● Request: Rewrite the material below, replacing every "chart-title" with "panel-title" and leaving everything else unchanged.
------ Entries shown
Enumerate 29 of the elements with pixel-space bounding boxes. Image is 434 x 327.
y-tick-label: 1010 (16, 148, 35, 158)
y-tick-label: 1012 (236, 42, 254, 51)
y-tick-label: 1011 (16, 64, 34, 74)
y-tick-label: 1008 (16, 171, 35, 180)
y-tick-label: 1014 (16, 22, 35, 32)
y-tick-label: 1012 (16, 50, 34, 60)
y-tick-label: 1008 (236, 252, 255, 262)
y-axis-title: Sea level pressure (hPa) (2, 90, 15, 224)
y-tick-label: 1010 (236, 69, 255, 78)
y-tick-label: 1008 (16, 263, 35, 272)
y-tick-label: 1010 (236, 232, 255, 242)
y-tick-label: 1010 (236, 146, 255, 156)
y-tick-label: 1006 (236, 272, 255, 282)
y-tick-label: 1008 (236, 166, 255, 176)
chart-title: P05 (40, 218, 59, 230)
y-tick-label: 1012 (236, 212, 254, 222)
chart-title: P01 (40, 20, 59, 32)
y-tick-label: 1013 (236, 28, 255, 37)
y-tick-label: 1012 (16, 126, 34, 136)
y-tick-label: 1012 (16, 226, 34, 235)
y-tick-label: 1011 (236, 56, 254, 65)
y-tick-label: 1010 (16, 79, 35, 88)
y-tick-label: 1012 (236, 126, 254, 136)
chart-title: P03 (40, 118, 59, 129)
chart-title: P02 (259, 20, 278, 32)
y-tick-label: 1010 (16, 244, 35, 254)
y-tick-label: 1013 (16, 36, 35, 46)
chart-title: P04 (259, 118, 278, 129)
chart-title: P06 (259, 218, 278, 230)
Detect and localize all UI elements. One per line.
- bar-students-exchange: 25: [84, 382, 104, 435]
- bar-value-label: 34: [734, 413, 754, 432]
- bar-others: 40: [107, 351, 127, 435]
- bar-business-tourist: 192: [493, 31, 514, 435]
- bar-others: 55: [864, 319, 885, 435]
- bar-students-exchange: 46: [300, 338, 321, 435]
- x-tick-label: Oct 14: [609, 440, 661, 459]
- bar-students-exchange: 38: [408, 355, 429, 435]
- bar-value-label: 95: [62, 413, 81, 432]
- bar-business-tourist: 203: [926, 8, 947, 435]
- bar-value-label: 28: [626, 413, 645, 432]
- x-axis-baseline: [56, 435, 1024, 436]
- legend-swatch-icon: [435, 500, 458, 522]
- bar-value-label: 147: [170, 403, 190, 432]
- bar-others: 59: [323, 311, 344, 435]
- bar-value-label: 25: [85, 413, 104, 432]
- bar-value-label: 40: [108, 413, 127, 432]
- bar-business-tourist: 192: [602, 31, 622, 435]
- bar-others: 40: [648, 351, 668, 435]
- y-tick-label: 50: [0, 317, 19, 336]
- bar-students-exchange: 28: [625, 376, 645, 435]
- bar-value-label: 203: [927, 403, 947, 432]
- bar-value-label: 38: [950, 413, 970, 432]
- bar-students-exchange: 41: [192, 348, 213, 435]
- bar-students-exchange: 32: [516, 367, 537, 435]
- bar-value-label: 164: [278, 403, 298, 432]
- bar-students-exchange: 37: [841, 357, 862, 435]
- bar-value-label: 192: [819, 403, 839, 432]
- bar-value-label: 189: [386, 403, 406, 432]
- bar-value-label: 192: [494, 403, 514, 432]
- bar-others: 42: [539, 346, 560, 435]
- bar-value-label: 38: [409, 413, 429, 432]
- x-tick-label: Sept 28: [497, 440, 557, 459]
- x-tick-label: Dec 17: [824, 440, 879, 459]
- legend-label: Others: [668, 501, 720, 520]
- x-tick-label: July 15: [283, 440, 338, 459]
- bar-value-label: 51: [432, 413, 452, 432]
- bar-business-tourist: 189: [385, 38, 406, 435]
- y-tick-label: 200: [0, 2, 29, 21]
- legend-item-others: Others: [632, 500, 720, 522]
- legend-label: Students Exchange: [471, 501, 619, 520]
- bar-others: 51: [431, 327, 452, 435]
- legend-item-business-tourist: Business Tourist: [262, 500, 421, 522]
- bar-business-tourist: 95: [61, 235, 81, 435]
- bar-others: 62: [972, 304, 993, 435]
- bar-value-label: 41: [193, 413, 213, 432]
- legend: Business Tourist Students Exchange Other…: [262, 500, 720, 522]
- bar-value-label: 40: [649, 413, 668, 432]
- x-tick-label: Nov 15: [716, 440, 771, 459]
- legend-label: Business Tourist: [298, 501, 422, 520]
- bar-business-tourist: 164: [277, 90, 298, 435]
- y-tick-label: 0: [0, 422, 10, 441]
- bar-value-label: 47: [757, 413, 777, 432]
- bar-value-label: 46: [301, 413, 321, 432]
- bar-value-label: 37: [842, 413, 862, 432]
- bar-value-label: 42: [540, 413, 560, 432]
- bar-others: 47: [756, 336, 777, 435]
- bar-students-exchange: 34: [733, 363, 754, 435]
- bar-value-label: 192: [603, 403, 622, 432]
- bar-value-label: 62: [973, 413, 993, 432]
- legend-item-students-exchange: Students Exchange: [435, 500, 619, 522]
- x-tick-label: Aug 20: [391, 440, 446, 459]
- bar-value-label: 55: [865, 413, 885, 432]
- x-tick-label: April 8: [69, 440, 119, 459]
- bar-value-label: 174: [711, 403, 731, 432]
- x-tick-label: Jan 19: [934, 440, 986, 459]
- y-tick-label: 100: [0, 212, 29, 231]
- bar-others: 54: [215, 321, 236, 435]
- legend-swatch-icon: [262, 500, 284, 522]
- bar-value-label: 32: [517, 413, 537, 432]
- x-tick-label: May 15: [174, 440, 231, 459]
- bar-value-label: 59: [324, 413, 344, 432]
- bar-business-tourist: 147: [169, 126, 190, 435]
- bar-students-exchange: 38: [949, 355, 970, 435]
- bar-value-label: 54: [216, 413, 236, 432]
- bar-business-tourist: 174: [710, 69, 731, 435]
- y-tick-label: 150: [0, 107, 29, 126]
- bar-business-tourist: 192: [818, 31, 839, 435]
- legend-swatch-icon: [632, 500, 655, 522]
------------
● Task result:
Enumerate 29 of the elements with pixel-space bounding boxes. Image is 434 x 327.
y-tick-label: 1010 (16, 148, 35, 158)
y-tick-label: 1012 (236, 42, 254, 51)
y-tick-label: 1011 (16, 64, 34, 74)
y-tick-label: 1008 (16, 171, 35, 180)
y-tick-label: 1014 (16, 22, 35, 32)
y-tick-label: 1012 (16, 50, 34, 60)
y-tick-label: 1008 (236, 252, 255, 262)
y-axis-title: Sea level pressure (hPa) (2, 90, 15, 224)
y-tick-label: 1010 (236, 69, 255, 78)
y-tick-label: 1008 (16, 263, 35, 272)
y-tick-label: 1010 (236, 232, 255, 242)
y-tick-label: 1010 (236, 146, 255, 156)
y-tick-label: 1006 (236, 272, 255, 282)
y-tick-label: 1008 (236, 166, 255, 176)
panel-title: P05 (40, 218, 59, 230)
y-tick-label: 1012 (236, 212, 254, 222)
panel-title: P01 (40, 20, 59, 32)
y-tick-label: 1013 (236, 28, 255, 37)
y-tick-label: 1012 (16, 126, 34, 136)
y-tick-label: 1012 (16, 226, 34, 235)
y-tick-label: 1011 (236, 56, 254, 65)
y-tick-label: 1010 (16, 79, 35, 88)
y-tick-label: 1012 (236, 126, 254, 136)
panel-title: P03 (40, 118, 59, 129)
panel-title: P02 (259, 20, 278, 32)
y-tick-label: 1010 (16, 244, 35, 254)
y-tick-label: 1013 (16, 36, 35, 46)
panel-title: P04 (259, 118, 278, 129)
panel-title: P06 (259, 218, 278, 230)
Detect and localize all UI elements. One per line.
- bar-students-exchange: 25: [84, 382, 104, 435]
- bar-value-label: 34: [734, 413, 754, 432]
- bar-others: 40: [107, 351, 127, 435]
- bar-business-tourist: 192: [493, 31, 514, 435]
- bar-others: 55: [864, 319, 885, 435]
- bar-students-exchange: 46: [300, 338, 321, 435]
- x-tick-label: Oct 14: [609, 440, 661, 459]
- bar-students-exchange: 38: [408, 355, 429, 435]
- bar-value-label: 95: [62, 413, 81, 432]
- bar-business-tourist: 203: [926, 8, 947, 435]
- bar-value-label: 28: [626, 413, 645, 432]
- x-axis-baseline: [56, 435, 1024, 436]
- legend-swatch-icon: [435, 500, 458, 522]
- bar-value-label: 147: [170, 403, 190, 432]
- bar-others: 59: [323, 311, 344, 435]
- bar-value-label: 25: [85, 413, 104, 432]
- bar-value-label: 40: [108, 413, 127, 432]
- bar-business-tourist: 192: [602, 31, 622, 435]
- bar-others: 40: [648, 351, 668, 435]
- y-tick-label: 50: [0, 317, 19, 336]
- bar-students-exchange: 28: [625, 376, 645, 435]
- bar-value-label: 203: [927, 403, 947, 432]
- bar-value-label: 38: [950, 413, 970, 432]
- bar-students-exchange: 41: [192, 348, 213, 435]
- bar-students-exchange: 32: [516, 367, 537, 435]
- bar-value-label: 164: [278, 403, 298, 432]
- bar-students-exchange: 37: [841, 357, 862, 435]
- bar-value-label: 192: [819, 403, 839, 432]
- bar-value-label: 189: [386, 403, 406, 432]
- bar-value-label: 192: [494, 403, 514, 432]
- bar-others: 42: [539, 346, 560, 435]
- bar-value-label: 38: [409, 413, 429, 432]
- x-tick-label: Sept 28: [497, 440, 557, 459]
- x-tick-label: Dec 17: [824, 440, 879, 459]
- legend-label: Others: [668, 501, 720, 520]
- x-tick-label: July 15: [283, 440, 338, 459]
- bar-value-label: 51: [432, 413, 452, 432]
- bar-business-tourist: 189: [385, 38, 406, 435]
- y-tick-label: 200: [0, 2, 29, 21]
- legend-item-others: Others: [632, 500, 720, 522]
- legend-label: Students Exchange: [471, 501, 619, 520]
- bar-others: 51: [431, 327, 452, 435]
- legend-item-business-tourist: Business Tourist: [262, 500, 421, 522]
- bar-business-tourist: 95: [61, 235, 81, 435]
- bar-others: 62: [972, 304, 993, 435]
- bar-value-label: 41: [193, 413, 213, 432]
- legend: Business Tourist Students Exchange Other…: [262, 500, 720, 522]
- bar-value-label: 40: [649, 413, 668, 432]
- x-tick-label: Nov 15: [716, 440, 771, 459]
- legend-label: Business Tourist: [298, 501, 422, 520]
- bar-business-tourist: 164: [277, 90, 298, 435]
- y-tick-label: 0: [0, 422, 10, 441]
- bar-value-label: 47: [757, 413, 777, 432]
- bar-value-label: 46: [301, 413, 321, 432]
- bar-value-label: 37: [842, 413, 862, 432]
- bar-value-label: 42: [540, 413, 560, 432]
- bar-others: 47: [756, 336, 777, 435]
- bar-students-exchange: 34: [733, 363, 754, 435]
- bar-value-label: 192: [603, 403, 622, 432]
- bar-value-label: 62: [973, 413, 993, 432]
- legend-item-students-exchange: Students Exchange: [435, 500, 619, 522]
- x-tick-label: Aug 20: [391, 440, 446, 459]
- bar-value-label: 55: [865, 413, 885, 432]
- x-tick-label: April 8: [69, 440, 119, 459]
- bar-value-label: 174: [711, 403, 731, 432]
- x-tick-label: Jan 19: [934, 440, 986, 459]
- y-tick-label: 100: [0, 212, 29, 231]
- bar-others: 54: [215, 321, 236, 435]
- legend-swatch-icon: [262, 500, 284, 522]
- bar-value-label: 32: [517, 413, 537, 432]
- x-tick-label: May 15: [174, 440, 231, 459]
- bar-value-label: 59: [324, 413, 344, 432]
- bar-business-tourist: 147: [169, 126, 190, 435]
- bar-students-exchange: 38: [949, 355, 970, 435]
- bar-value-label: 54: [216, 413, 236, 432]
- bar-business-tourist: 174: [710, 69, 731, 435]
- y-tick-label: 150: [0, 107, 29, 126]
- bar-business-tourist: 192: [818, 31, 839, 435]
- legend-swatch-icon: [632, 500, 655, 522]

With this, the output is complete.